Written request » Omit every picture and write out the rest of the records exactly.
─── Recorded information
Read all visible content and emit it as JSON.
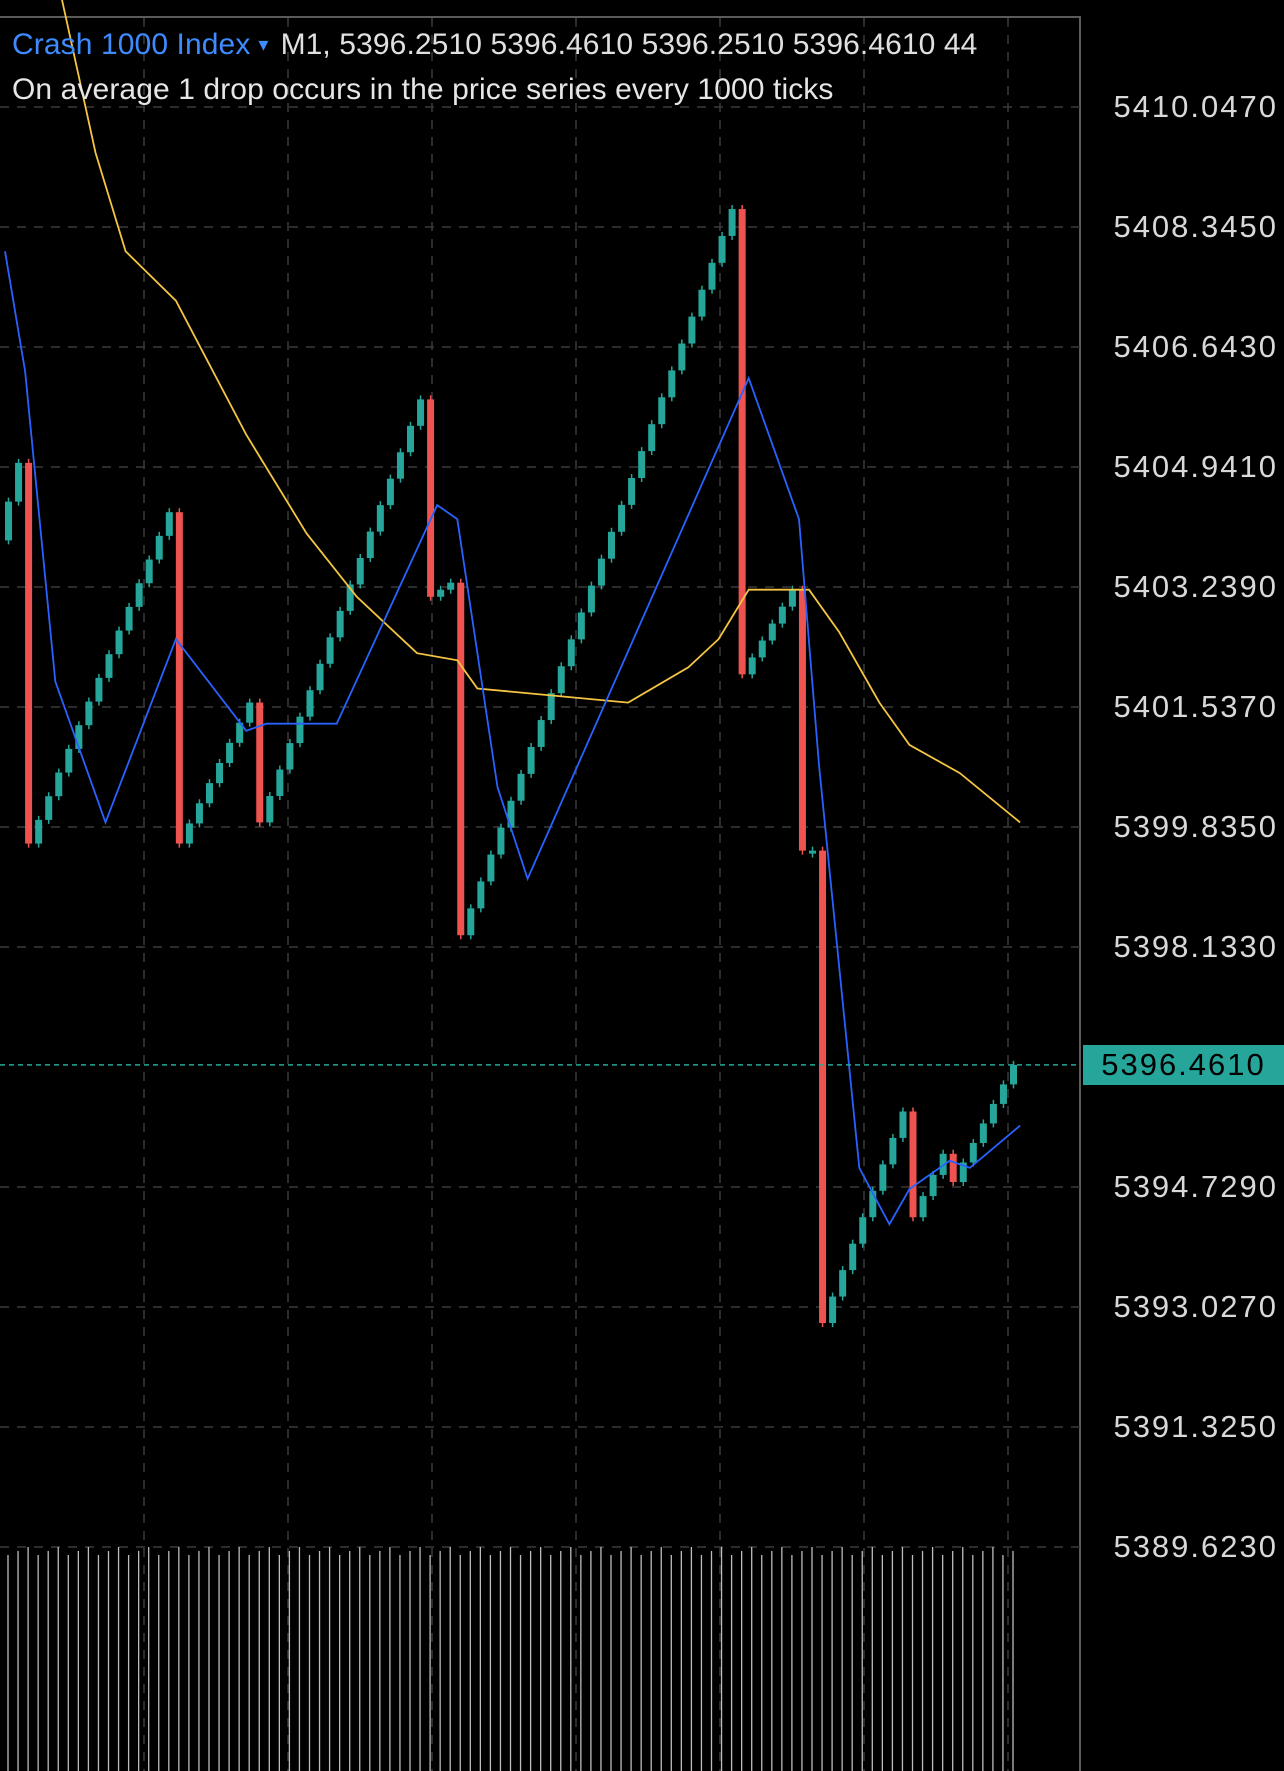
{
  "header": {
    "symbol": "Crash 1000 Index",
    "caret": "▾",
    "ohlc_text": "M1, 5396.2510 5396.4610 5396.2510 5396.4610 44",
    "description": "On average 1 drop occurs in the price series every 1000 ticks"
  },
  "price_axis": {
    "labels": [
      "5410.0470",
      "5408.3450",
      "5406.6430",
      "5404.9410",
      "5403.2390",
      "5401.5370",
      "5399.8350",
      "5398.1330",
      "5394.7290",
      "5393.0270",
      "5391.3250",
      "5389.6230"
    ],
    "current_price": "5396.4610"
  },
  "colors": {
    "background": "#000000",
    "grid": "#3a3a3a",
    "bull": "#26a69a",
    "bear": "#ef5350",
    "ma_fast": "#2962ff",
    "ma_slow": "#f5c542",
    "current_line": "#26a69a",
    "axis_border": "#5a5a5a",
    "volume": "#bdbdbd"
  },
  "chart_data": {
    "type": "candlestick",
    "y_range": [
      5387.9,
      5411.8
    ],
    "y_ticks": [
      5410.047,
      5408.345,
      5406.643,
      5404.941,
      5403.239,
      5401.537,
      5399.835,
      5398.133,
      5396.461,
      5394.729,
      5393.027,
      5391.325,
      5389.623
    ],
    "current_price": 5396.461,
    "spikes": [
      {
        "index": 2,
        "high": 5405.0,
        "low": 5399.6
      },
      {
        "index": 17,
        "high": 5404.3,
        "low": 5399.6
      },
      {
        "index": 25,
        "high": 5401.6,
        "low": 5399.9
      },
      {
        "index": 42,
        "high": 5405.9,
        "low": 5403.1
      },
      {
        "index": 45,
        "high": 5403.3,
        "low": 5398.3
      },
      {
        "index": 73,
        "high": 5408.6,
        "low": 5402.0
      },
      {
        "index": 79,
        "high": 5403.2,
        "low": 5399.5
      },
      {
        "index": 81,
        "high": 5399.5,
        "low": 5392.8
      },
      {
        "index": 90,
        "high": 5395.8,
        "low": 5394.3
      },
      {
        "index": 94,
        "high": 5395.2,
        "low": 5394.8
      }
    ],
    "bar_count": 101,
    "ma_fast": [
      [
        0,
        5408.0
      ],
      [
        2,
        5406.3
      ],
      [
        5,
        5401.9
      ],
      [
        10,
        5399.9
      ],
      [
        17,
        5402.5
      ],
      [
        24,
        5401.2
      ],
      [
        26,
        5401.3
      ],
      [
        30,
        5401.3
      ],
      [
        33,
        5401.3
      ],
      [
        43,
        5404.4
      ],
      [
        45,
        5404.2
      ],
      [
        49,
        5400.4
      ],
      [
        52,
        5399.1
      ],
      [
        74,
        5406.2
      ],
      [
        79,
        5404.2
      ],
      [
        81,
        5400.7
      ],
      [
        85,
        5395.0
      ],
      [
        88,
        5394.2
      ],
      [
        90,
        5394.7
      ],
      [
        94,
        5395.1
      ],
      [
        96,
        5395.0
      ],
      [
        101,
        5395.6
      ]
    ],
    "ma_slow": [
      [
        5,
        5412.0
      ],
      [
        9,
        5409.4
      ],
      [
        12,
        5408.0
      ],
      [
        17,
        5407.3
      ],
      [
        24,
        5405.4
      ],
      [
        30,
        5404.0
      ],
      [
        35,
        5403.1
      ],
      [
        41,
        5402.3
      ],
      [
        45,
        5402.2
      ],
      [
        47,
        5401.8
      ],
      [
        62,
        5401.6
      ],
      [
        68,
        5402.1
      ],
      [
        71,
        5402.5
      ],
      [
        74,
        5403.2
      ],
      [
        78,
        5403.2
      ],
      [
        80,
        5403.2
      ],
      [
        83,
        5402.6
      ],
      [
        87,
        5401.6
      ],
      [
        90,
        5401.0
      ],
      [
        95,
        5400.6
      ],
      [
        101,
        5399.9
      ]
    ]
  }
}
──────
Exercise answer »
Read all visible content and emit it as JSON.
{
  "header": {
    "symbol": "Crash 1000 Index",
    "caret": "▾",
    "ohlc_text": "M1, 5396.2510 5396.4610 5396.2510 5396.4610 44",
    "description": "On average 1 drop occurs in the price series every 1000 ticks"
  },
  "price_axis": {
    "labels": [
      "5410.0470",
      "5408.3450",
      "5406.6430",
      "5404.9410",
      "5403.2390",
      "5401.5370",
      "5399.8350",
      "5398.1330",
      "5394.7290",
      "5393.0270",
      "5391.3250",
      "5389.6230"
    ],
    "current_price": "5396.4610"
  },
  "colors": {
    "background": "#000000",
    "grid": "#3a3a3a",
    "bull": "#26a69a",
    "bear": "#ef5350",
    "ma_fast": "#2962ff",
    "ma_slow": "#f5c542",
    "current_line": "#26a69a",
    "axis_border": "#5a5a5a",
    "volume": "#bdbdbd"
  },
  "chart_data": {
    "type": "candlestick",
    "y_range": [
      5387.9,
      5411.8
    ],
    "y_ticks": [
      5410.047,
      5408.345,
      5406.643,
      5404.941,
      5403.239,
      5401.537,
      5399.835,
      5398.133,
      5396.461,
      5394.729,
      5393.027,
      5391.325,
      5389.623
    ],
    "current_price": 5396.461,
    "spikes": [
      {
        "index": 2,
        "high": 5405.0,
        "low": 5399.6
      },
      {
        "index": 17,
        "high": 5404.3,
        "low": 5399.6
      },
      {
        "index": 25,
        "high": 5401.6,
        "low": 5399.9
      },
      {
        "index": 42,
        "high": 5405.9,
        "low": 5403.1
      },
      {
        "index": 45,
        "high": 5403.3,
        "low": 5398.3
      },
      {
        "index": 73,
        "high": 5408.6,
        "low": 5402.0
      },
      {
        "index": 79,
        "high": 5403.2,
        "low": 5399.5
      },
      {
        "index": 81,
        "high": 5399.5,
        "low": 5392.8
      },
      {
        "index": 90,
        "high": 5395.8,
        "low": 5394.3
      },
      {
        "index": 94,
        "high": 5395.2,
        "low": 5394.8
      }
    ],
    "bar_count": 101,
    "ma_fast": [
      [
        0,
        5408.0
      ],
      [
        2,
        5406.3
      ],
      [
        5,
        5401.9
      ],
      [
        10,
        5399.9
      ],
      [
        17,
        5402.5
      ],
      [
        24,
        5401.2
      ],
      [
        26,
        5401.3
      ],
      [
        30,
        5401.3
      ],
      [
        33,
        5401.3
      ],
      [
        43,
        5404.4
      ],
      [
        45,
        5404.2
      ],
      [
        49,
        5400.4
      ],
      [
        52,
        5399.1
      ],
      [
        74,
        5406.2
      ],
      [
        79,
        5404.2
      ],
      [
        81,
        5400.7
      ],
      [
        85,
        5395.0
      ],
      [
        88,
        5394.2
      ],
      [
        90,
        5394.7
      ],
      [
        94,
        5395.1
      ],
      [
        96,
        5395.0
      ],
      [
        101,
        5395.6
      ]
    ],
    "ma_slow": [
      [
        5,
        5412.0
      ],
      [
        9,
        5409.4
      ],
      [
        12,
        5408.0
      ],
      [
        17,
        5407.3
      ],
      [
        24,
        5405.4
      ],
      [
        30,
        5404.0
      ],
      [
        35,
        5403.1
      ],
      [
        41,
        5402.3
      ],
      [
        45,
        5402.2
      ],
      [
        47,
        5401.8
      ],
      [
        62,
        5401.6
      ],
      [
        68,
        5402.1
      ],
      [
        71,
        5402.5
      ],
      [
        74,
        5403.2
      ],
      [
        78,
        5403.2
      ],
      [
        80,
        5403.2
      ],
      [
        83,
        5402.6
      ],
      [
        87,
        5401.6
      ],
      [
        90,
        5401.0
      ],
      [
        95,
        5400.6
      ],
      [
        101,
        5399.9
      ]
    ]
  }
}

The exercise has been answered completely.